Image layout annotations:
####
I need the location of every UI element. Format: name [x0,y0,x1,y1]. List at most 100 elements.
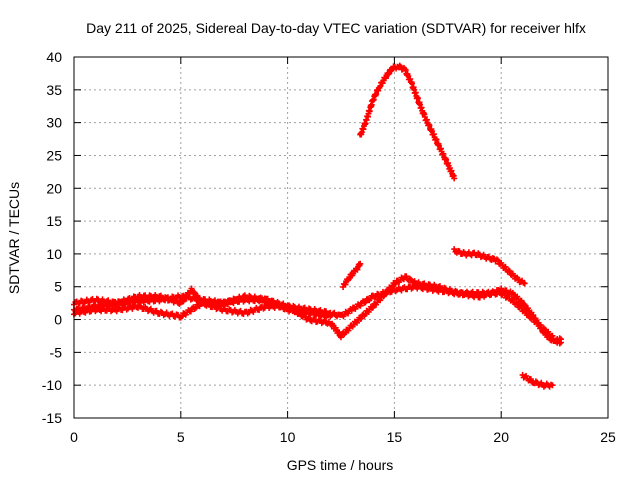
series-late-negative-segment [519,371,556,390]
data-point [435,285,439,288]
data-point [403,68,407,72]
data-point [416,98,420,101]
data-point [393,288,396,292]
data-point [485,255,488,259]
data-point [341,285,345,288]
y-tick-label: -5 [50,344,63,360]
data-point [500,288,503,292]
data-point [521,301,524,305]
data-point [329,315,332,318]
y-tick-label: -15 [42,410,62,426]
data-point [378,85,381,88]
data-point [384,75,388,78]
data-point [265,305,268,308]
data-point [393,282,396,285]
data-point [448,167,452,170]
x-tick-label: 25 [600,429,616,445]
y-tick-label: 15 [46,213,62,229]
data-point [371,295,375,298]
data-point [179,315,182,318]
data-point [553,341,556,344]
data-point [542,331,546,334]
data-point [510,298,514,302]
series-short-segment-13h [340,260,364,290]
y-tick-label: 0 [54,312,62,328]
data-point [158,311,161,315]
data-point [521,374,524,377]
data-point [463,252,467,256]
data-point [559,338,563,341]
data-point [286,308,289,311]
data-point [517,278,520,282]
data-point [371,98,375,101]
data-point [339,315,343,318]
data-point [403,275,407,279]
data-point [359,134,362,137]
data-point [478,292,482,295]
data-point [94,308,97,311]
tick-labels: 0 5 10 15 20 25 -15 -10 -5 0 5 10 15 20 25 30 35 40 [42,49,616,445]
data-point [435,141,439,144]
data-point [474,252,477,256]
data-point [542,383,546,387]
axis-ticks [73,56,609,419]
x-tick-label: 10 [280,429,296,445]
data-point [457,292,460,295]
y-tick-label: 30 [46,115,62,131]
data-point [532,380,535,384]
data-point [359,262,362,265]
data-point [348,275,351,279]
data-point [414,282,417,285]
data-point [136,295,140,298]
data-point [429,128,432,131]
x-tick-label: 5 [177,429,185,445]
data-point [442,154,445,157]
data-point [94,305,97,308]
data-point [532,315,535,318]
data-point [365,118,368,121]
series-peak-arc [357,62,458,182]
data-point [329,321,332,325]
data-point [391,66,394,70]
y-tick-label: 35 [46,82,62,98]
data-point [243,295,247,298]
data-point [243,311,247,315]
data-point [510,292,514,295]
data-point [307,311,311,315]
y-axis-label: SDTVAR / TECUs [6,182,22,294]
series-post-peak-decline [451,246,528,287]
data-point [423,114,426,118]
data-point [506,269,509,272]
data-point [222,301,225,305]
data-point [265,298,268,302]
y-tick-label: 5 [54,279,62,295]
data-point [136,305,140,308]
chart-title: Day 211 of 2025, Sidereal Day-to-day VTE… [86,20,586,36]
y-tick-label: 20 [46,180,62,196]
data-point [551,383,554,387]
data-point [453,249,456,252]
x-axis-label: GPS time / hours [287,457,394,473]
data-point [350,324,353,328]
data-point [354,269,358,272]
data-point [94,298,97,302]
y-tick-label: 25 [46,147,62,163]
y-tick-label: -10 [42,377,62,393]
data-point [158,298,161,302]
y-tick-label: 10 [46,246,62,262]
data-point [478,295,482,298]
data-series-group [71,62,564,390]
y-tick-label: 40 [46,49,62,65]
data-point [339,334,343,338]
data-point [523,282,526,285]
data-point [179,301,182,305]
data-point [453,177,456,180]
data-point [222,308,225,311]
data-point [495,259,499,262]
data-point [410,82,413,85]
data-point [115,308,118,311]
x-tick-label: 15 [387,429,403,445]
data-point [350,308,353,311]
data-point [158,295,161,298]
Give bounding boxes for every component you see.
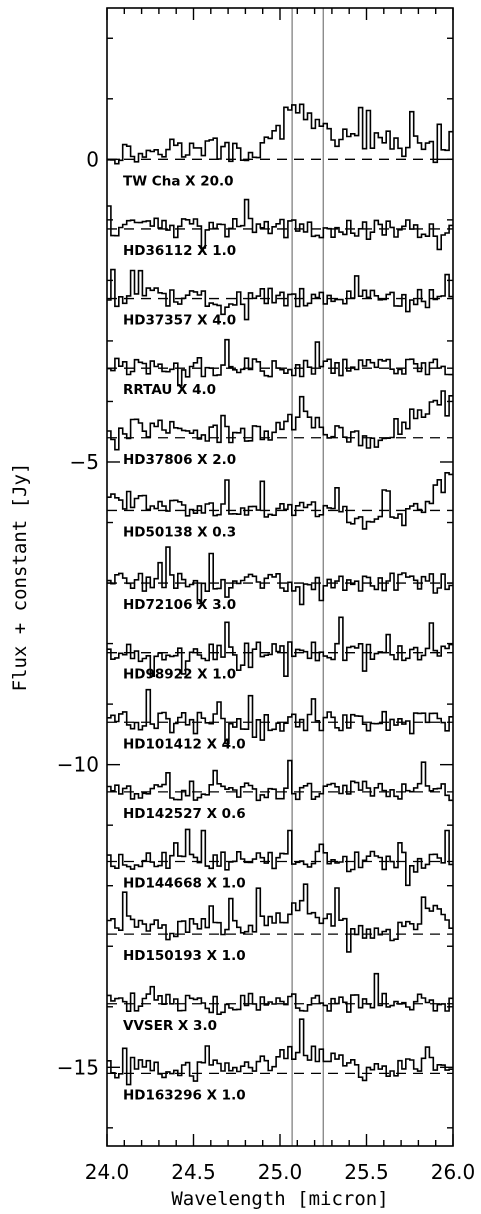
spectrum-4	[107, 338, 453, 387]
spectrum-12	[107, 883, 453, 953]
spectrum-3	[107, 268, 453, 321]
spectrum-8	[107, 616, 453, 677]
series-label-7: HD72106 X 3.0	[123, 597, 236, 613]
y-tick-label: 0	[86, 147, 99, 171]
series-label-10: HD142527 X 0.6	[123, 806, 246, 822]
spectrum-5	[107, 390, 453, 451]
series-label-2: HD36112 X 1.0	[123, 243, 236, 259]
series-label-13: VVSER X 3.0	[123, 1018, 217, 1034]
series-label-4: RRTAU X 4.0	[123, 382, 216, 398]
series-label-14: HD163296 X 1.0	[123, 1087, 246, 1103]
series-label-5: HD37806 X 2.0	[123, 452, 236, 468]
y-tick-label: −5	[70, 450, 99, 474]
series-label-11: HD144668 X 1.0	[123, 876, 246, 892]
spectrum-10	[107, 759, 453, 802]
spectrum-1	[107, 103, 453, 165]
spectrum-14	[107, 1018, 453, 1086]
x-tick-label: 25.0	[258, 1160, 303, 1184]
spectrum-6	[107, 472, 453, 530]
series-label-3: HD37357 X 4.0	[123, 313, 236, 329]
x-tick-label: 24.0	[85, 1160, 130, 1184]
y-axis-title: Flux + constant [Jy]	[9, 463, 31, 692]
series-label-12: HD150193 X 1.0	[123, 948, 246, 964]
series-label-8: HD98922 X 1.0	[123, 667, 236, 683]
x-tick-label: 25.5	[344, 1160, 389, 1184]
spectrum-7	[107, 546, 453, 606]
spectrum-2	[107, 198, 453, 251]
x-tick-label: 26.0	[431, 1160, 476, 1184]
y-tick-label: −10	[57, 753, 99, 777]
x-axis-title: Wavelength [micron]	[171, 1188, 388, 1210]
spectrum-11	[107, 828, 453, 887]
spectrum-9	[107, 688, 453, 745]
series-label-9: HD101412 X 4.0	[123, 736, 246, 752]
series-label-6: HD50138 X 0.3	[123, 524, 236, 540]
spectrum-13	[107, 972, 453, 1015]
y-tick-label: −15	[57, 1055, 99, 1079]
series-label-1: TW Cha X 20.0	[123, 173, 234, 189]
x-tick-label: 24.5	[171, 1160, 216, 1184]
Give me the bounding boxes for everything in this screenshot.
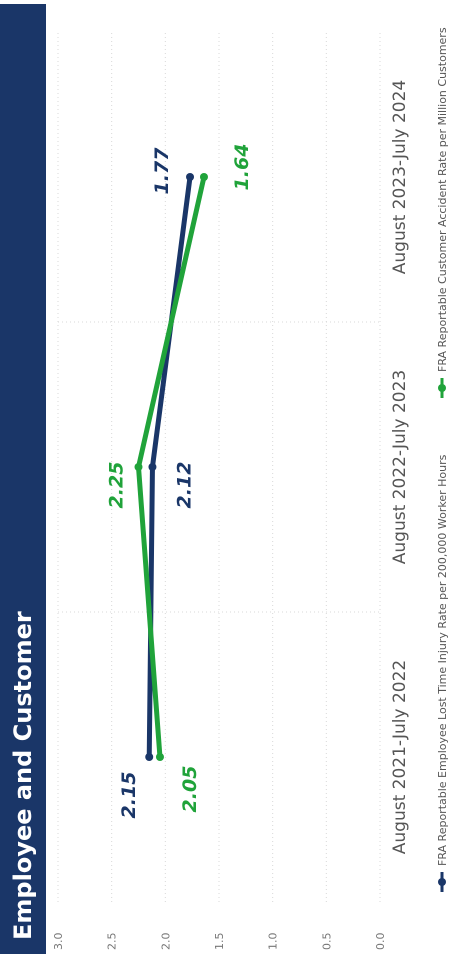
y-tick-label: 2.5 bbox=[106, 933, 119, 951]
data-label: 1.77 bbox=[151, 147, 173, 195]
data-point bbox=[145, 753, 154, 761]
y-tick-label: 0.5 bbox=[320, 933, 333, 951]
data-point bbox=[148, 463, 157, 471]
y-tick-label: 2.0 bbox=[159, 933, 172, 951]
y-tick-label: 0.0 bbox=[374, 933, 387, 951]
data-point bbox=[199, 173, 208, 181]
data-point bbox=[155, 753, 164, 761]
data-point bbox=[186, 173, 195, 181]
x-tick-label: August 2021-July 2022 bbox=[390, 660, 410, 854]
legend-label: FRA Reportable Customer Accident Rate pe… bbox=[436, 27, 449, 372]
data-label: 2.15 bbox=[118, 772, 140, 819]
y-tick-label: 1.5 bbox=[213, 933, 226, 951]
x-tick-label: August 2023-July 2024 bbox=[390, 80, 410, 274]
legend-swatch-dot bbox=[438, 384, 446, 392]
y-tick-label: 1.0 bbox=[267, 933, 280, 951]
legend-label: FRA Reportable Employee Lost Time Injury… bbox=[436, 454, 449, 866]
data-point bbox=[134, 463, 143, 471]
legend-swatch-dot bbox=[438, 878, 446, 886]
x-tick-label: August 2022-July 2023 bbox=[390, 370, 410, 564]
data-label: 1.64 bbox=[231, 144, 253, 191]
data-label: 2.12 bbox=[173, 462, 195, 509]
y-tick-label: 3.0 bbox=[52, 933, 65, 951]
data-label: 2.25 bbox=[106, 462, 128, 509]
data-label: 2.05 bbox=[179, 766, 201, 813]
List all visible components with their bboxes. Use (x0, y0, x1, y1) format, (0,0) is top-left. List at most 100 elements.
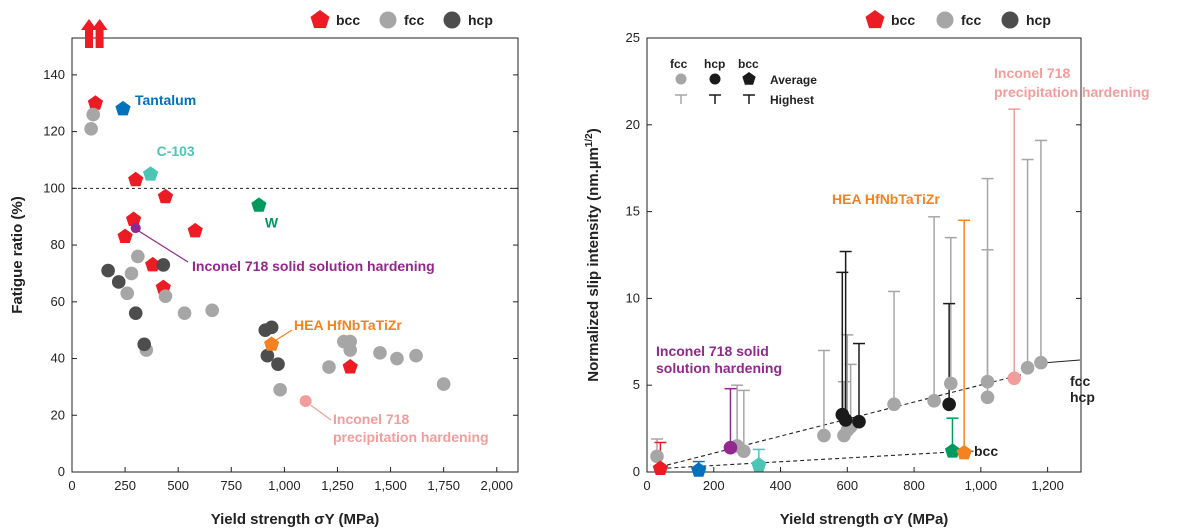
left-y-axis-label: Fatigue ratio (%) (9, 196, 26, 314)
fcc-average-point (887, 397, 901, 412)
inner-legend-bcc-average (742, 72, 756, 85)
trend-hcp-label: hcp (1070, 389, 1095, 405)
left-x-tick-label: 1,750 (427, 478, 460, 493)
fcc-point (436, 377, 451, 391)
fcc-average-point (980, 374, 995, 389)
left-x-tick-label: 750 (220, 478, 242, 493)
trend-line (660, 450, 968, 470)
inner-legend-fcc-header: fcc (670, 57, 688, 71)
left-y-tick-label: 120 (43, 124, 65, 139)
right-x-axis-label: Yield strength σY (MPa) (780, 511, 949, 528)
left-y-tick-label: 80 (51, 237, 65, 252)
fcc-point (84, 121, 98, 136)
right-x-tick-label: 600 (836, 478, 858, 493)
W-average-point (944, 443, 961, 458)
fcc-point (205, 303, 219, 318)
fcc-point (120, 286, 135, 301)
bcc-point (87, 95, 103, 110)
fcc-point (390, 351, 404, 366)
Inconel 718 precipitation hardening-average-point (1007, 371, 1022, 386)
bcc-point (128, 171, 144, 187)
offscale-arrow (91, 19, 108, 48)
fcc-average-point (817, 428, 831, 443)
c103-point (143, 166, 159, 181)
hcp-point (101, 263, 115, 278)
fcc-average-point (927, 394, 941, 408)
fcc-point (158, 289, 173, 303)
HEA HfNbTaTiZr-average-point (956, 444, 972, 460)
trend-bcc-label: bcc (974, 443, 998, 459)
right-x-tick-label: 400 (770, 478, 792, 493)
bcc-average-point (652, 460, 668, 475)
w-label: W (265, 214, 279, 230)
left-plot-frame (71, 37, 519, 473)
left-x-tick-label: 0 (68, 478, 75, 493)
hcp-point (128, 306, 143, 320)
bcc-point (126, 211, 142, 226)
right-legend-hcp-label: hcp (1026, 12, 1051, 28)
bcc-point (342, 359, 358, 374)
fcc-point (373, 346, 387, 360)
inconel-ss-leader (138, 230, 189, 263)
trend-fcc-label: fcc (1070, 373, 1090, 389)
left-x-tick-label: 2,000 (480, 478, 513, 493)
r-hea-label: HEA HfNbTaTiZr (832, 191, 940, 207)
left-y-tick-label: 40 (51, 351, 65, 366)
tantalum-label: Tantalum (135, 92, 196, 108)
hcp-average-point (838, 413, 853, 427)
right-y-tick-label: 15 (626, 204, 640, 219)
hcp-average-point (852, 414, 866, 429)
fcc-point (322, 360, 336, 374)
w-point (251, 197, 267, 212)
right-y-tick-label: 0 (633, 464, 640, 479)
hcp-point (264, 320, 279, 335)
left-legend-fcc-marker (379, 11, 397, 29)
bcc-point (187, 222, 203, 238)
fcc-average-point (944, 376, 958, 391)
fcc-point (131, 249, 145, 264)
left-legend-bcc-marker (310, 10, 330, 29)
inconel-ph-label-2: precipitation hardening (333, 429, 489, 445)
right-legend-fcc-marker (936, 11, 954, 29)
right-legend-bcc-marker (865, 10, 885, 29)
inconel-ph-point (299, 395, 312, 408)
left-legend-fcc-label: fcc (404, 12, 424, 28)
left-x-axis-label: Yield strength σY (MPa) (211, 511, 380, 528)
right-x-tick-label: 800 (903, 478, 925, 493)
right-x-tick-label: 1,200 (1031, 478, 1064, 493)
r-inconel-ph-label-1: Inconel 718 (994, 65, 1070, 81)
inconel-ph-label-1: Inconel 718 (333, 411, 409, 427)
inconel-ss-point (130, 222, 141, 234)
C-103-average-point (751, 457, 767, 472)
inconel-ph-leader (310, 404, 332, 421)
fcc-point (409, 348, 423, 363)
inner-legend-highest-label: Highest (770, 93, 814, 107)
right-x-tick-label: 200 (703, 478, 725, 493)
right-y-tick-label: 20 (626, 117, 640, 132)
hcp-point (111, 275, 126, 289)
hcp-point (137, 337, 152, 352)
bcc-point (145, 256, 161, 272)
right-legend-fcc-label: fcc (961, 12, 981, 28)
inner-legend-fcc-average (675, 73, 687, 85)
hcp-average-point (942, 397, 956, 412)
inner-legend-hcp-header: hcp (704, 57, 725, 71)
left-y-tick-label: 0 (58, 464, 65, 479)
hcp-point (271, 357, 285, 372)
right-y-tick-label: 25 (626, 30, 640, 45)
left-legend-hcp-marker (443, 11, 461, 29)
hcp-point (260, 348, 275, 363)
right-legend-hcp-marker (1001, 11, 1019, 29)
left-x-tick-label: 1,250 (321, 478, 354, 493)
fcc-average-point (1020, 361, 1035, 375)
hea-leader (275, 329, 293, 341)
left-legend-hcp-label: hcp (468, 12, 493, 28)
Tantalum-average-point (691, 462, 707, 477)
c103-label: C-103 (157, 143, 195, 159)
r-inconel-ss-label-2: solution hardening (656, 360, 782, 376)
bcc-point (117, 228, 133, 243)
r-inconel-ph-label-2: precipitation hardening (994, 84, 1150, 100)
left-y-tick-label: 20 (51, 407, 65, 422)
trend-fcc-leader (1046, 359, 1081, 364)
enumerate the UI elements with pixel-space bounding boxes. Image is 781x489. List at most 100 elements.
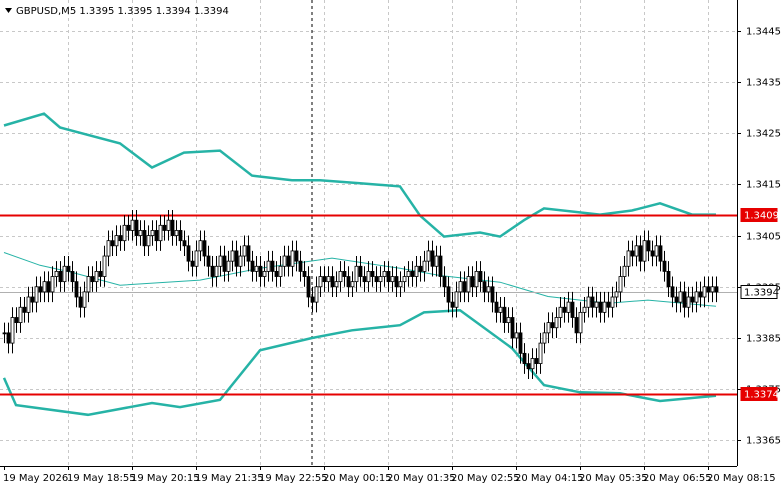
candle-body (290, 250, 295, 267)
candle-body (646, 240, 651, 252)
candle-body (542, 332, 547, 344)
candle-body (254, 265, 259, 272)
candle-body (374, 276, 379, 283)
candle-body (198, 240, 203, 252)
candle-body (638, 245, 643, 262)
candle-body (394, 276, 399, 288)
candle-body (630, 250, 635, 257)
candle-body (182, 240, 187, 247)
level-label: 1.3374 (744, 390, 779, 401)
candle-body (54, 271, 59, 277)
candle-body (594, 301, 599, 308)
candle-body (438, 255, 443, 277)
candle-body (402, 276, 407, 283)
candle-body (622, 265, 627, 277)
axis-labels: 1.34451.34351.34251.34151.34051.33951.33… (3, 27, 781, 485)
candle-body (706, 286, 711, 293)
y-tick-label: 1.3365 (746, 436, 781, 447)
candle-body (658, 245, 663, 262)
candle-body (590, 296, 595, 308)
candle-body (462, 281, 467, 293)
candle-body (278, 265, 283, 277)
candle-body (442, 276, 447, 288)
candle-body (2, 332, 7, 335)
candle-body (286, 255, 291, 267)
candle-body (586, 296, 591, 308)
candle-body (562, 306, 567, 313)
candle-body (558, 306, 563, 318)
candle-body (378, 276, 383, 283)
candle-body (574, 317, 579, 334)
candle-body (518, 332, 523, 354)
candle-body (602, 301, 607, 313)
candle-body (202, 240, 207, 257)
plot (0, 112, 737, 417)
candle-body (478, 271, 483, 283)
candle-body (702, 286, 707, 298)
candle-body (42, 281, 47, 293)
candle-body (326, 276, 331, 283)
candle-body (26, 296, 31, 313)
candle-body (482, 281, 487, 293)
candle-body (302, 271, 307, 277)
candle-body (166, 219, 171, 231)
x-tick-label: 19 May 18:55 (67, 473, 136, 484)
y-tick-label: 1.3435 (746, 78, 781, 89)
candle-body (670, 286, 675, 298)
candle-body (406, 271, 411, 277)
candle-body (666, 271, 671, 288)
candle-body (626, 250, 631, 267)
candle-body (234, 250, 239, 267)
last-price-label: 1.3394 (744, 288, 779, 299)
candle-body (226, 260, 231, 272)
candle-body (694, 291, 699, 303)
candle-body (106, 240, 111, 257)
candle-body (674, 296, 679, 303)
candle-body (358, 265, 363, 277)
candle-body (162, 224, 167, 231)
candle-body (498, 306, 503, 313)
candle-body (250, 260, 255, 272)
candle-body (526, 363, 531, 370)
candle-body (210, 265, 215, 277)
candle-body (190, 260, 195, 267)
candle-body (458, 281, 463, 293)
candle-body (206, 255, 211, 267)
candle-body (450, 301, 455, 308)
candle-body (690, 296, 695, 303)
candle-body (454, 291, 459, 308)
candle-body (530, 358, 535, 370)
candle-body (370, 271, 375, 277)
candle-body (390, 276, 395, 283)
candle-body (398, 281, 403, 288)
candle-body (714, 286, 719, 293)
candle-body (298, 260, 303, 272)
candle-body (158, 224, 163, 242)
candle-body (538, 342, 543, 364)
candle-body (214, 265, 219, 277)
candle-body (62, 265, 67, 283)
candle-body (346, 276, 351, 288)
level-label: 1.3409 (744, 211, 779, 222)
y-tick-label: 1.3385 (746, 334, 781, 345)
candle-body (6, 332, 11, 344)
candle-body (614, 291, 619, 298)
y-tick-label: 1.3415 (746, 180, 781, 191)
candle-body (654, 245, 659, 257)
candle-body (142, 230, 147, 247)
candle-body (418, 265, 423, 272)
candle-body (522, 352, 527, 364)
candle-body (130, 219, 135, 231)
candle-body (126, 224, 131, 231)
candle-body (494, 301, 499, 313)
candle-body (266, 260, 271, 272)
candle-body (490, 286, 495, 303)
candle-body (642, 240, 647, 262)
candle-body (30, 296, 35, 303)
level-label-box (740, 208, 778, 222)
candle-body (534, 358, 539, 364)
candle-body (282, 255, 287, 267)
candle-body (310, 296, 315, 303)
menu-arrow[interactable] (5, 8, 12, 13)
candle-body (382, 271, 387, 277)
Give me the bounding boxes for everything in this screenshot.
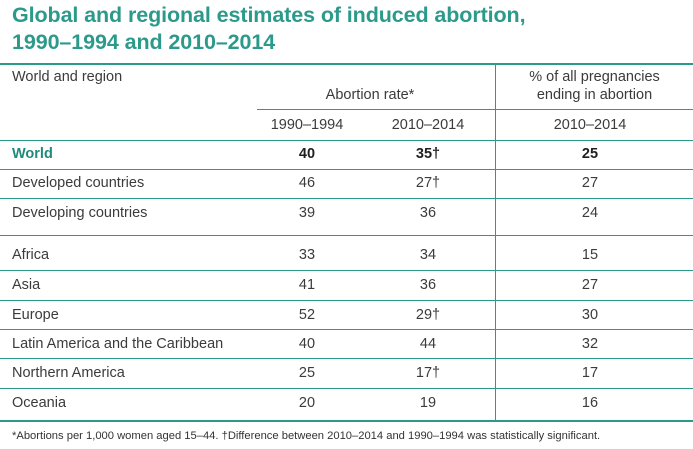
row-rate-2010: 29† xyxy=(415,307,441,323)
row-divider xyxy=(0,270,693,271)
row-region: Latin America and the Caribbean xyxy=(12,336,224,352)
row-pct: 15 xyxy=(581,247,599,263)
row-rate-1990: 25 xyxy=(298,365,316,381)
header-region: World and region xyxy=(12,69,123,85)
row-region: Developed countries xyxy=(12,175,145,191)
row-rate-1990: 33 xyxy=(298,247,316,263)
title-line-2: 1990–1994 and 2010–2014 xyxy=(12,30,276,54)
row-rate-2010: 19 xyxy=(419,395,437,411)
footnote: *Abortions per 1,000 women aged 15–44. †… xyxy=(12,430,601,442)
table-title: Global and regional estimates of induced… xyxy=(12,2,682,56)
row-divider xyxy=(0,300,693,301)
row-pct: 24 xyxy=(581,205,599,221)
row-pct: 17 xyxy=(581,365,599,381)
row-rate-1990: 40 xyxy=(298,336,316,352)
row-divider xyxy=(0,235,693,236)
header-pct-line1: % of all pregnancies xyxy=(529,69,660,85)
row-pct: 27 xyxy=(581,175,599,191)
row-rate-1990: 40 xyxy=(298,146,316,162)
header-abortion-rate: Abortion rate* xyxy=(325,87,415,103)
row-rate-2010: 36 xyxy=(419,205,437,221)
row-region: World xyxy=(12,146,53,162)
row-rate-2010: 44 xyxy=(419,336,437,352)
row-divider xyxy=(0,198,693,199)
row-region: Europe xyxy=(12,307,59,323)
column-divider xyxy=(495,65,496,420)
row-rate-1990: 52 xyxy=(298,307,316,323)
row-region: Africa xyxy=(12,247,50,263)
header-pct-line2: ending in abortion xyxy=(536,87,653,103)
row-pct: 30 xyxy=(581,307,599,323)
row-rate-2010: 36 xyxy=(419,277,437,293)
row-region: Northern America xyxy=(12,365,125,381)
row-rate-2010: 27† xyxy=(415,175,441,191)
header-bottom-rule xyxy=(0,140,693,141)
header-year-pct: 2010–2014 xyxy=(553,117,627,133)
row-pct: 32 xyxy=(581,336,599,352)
####
Copy the items above word for word, beginning at the line that contains "candle-body (290, 250, 295, 267)" and stopping after the line that contains "candle-body (594, 301, 599, 308)".

candle-body (290, 250, 295, 267)
candle-body (646, 240, 651, 252)
candle-body (542, 332, 547, 344)
candle-body (254, 265, 259, 272)
candle-body (374, 276, 379, 283)
candle-body (198, 240, 203, 252)
candle-body (638, 245, 643, 262)
candle-body (394, 276, 399, 288)
candle-body (630, 250, 635, 257)
candle-body (182, 240, 187, 247)
level-label: 1.3374 (744, 390, 779, 401)
candle-body (54, 271, 59, 277)
candle-body (594, 301, 599, 308)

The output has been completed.